━━━━━ Document text

Officials have not detailed the selection process for who gets moved first. Historically, ICE prioritizes:
- People with final removal orders
- Those facing criminal charges
- Individuals deemed flight risks
Advocates say the current volume in Indiana is sweeping in people with long ties to the state, including:
- Parents of U.S. citizen children
- Workers with decades in local factories
- Asylum seekers still waiting for court dates
Local demands and community concerns
Local leaders have asked for transparency on safety, costs, and legal access. Public defenders and private attorneys want:
- Clear notice before transfers
- Reliable access to clients at new locations
- Assurance that video hearings will work if people are moved far from their courts
Community groups are calling for onsite legal orientation at Miami Correctional Facility and Camp Atterbury, along with regular visitation schedules so families can plan travel.
Important: Advocates say short notice transfers and limited access can undermine legal defense and family stability, increasing the risk of wrongful removals or procedural errors.
Practical steps for families and attorneys
Several practical steps can help affected families and attorneys respond:
- Keep copies of key documents with the family, including A-number, court notices, and bond receipts.
- Ask the jail or prison for transfer hotlines and check daily during active transfer periods.

━━━━━━━━━━

**Assignment**
Please extend the piece above on ICE detainee transfers in Indiana, starting right after its final bullet point.

━━━━━ Information given

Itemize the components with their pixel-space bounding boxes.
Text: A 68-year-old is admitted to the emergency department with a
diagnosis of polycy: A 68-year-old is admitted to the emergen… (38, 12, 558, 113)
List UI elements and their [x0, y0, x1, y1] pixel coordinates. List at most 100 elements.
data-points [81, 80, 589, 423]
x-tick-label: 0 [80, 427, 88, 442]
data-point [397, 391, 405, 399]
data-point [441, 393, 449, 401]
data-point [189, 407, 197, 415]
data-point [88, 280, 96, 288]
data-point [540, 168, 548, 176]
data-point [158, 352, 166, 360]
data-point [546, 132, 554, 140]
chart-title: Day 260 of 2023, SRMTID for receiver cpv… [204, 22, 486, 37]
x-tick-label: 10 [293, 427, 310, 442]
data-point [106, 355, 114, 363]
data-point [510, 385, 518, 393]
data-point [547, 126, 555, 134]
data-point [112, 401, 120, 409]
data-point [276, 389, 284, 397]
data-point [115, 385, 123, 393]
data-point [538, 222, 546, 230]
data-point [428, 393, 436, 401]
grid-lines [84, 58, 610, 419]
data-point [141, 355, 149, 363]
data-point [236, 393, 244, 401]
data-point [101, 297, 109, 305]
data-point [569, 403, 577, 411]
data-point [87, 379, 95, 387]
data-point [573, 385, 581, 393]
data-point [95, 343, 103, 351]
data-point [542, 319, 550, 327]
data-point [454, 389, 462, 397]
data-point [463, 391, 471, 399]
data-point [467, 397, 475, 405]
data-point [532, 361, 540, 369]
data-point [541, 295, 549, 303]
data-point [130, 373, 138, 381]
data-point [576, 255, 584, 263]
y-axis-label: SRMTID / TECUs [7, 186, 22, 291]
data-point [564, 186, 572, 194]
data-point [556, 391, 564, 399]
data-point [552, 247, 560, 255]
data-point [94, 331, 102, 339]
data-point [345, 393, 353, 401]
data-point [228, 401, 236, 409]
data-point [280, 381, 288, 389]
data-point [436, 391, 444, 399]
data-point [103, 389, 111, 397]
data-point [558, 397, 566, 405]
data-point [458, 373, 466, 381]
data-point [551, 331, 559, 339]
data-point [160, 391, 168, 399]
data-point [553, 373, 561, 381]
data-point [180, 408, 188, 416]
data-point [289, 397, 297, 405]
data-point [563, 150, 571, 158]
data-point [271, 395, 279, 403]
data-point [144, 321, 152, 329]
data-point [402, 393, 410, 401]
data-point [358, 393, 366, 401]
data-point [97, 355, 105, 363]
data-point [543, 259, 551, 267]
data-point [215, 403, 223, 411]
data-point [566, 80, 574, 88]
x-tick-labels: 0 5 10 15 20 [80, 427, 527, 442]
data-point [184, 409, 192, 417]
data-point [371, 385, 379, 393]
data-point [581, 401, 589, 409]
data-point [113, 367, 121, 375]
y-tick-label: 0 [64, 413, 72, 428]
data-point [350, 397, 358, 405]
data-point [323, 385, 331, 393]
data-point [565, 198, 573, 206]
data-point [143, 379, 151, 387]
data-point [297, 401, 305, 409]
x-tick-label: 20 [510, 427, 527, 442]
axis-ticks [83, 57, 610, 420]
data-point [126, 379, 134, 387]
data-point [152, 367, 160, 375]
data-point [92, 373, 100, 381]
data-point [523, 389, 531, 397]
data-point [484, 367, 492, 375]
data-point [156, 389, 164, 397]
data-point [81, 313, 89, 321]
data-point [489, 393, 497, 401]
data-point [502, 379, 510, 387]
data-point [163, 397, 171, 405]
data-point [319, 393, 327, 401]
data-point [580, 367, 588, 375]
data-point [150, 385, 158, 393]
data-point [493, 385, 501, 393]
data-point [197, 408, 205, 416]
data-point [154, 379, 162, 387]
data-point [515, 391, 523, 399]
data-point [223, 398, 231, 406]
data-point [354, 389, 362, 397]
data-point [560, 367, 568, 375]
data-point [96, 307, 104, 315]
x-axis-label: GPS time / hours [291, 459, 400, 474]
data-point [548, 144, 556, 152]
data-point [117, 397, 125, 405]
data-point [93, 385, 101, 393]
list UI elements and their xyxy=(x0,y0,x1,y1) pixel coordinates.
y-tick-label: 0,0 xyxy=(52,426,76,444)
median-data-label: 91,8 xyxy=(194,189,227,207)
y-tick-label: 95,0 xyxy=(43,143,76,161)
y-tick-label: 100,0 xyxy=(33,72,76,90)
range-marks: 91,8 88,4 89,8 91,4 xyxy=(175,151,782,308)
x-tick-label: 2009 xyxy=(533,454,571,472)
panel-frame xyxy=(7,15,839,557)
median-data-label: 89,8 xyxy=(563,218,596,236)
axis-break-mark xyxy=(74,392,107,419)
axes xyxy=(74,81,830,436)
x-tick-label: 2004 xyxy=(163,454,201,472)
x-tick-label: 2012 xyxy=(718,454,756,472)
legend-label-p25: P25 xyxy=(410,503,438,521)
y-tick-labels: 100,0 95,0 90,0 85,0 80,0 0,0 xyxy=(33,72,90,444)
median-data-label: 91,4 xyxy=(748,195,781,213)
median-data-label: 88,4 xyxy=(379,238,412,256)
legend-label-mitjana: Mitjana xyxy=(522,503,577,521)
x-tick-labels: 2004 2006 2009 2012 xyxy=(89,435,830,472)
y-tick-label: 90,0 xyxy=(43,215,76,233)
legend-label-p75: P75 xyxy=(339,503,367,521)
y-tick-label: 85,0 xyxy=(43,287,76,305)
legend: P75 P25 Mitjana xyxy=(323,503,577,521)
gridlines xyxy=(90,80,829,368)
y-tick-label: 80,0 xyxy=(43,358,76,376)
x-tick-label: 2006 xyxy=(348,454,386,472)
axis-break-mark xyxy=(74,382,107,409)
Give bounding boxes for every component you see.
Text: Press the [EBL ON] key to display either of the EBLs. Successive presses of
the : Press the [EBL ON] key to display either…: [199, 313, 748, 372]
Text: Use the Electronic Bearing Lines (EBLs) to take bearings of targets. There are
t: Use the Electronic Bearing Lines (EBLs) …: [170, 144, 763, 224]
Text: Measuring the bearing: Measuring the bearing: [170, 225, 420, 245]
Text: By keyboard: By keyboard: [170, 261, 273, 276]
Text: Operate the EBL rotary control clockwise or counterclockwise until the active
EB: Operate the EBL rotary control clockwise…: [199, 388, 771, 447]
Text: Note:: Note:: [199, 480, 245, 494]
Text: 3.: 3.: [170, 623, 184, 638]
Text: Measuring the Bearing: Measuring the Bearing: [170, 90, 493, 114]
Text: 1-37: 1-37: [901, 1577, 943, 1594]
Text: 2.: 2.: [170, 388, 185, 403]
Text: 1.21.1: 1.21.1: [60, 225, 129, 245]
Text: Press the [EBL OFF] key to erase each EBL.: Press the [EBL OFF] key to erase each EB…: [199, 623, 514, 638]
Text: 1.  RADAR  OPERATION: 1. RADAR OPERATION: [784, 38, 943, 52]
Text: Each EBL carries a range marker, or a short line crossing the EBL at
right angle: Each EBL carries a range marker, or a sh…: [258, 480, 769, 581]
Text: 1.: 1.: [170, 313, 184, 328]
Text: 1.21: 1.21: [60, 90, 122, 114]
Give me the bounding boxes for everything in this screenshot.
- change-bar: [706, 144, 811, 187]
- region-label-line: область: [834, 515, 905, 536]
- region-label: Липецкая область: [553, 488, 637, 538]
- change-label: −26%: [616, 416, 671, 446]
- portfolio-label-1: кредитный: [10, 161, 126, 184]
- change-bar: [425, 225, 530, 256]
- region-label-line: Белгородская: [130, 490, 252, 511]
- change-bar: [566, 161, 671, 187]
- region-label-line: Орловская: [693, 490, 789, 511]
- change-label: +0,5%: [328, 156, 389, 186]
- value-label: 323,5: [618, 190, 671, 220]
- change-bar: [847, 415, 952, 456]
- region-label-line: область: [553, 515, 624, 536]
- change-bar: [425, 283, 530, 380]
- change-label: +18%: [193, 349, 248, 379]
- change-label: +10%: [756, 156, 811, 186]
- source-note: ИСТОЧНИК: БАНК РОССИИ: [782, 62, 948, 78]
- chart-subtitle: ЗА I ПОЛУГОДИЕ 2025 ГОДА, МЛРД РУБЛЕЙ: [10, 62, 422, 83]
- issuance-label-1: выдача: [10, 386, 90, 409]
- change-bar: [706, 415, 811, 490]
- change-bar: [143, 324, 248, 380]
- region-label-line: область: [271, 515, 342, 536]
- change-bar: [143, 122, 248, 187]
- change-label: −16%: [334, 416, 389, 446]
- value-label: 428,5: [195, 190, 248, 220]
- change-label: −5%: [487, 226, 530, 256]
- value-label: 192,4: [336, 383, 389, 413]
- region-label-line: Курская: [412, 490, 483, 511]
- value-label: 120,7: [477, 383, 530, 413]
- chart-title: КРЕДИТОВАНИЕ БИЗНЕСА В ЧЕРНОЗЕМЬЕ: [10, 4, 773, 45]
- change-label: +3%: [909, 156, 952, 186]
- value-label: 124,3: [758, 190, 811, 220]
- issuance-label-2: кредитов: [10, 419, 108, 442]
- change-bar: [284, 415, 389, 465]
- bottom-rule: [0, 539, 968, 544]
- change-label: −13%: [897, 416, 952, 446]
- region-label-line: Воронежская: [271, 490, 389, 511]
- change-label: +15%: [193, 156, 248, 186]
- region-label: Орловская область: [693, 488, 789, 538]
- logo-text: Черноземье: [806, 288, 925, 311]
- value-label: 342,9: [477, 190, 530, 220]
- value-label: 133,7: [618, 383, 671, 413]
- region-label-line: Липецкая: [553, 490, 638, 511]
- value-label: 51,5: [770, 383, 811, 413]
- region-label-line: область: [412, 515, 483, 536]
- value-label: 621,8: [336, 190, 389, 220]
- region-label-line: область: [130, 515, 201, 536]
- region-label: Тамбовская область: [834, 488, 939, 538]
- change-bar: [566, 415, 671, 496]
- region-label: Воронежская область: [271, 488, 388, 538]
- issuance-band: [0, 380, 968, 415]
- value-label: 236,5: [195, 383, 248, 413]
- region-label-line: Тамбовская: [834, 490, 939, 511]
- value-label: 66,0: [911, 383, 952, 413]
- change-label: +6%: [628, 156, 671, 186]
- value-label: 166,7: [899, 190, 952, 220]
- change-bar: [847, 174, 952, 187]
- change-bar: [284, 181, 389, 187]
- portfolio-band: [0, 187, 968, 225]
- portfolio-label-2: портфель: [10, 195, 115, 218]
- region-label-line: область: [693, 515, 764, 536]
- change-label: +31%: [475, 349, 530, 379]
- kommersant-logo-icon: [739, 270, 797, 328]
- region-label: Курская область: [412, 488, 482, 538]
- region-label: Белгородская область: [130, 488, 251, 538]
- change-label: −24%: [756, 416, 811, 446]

━━━━━━━━━━

**Answer to this problem**
- File change-of-address forms with the immigration court as soon as a transfer is confirmed.
- Coordinate with local groups that track detainee flights and bus movements to anticipate relocations.
What’s next for Indiana?
VisaVerge.com reports that Indiana’s role could continue to grow if the Camp Atterbury plan reaches full scale. That would place more than 2,000 beds under federal immigration control inside the state, making it one of the largest detention footprints in the region.
Whether Indianapolis International Airport becomes a routine departure point or remains a staging area feeding other airports, the effect on families, courts, and local services will be the same: faster movement, shorter notice, and higher stakes for legal defense.
For now, the absence of a public confirmation from Indianapolis officials leaves open questions about airport operations, security protocols, and community notice. What is clear is the broader trend. Starting in March, Indiana went from having limited ICE presence in the capital to hosting detainees inside Marion County and preparing thousands of additional beds within driving distance.
By summer, confirmed flights from Gary and other Midwest airports fit into a pattern of increased removals. By fall, attorneys and families in Indianapolis described the same whirlwind of transfers seen in other states: short calls, sudden bus rides, and a race to keep cases on track.
As winter approaches, that pace shows no sign of slowing. The core question for Indiana is not whether ICE will run more detainee flights, but how the state will manage the legal and human fallout of rapid transfers. The answer will shape court backlogs, family stability, and the daily work of lawyers trying to keep clients within reach of the system meant to decide their fate.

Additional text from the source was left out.